▶ [Material shown]:
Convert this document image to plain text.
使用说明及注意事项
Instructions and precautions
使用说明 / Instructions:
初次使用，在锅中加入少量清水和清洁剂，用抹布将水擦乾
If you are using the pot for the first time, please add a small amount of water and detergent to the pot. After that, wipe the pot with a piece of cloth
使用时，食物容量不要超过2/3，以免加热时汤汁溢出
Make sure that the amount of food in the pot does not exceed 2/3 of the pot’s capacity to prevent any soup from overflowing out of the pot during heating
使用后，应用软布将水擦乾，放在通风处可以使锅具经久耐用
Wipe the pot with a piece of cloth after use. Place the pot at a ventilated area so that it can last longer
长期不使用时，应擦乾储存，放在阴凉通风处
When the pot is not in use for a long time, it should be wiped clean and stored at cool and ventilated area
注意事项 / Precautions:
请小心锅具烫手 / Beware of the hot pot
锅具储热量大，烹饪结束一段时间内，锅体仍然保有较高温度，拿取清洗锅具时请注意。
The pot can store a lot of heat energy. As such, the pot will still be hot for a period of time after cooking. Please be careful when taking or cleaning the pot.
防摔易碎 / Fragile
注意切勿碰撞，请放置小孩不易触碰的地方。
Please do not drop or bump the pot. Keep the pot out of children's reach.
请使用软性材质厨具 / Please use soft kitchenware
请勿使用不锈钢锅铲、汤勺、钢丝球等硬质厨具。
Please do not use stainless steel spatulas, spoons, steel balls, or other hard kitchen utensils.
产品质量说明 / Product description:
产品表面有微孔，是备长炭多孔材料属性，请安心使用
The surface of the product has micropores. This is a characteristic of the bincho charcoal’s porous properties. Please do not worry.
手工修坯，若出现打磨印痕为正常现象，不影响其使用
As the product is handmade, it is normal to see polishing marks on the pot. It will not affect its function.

▶ [The exercise]: Check every line of the entries above for the word "with" and report how many lines contain it, giving the number only.

▶ [Result below]: 2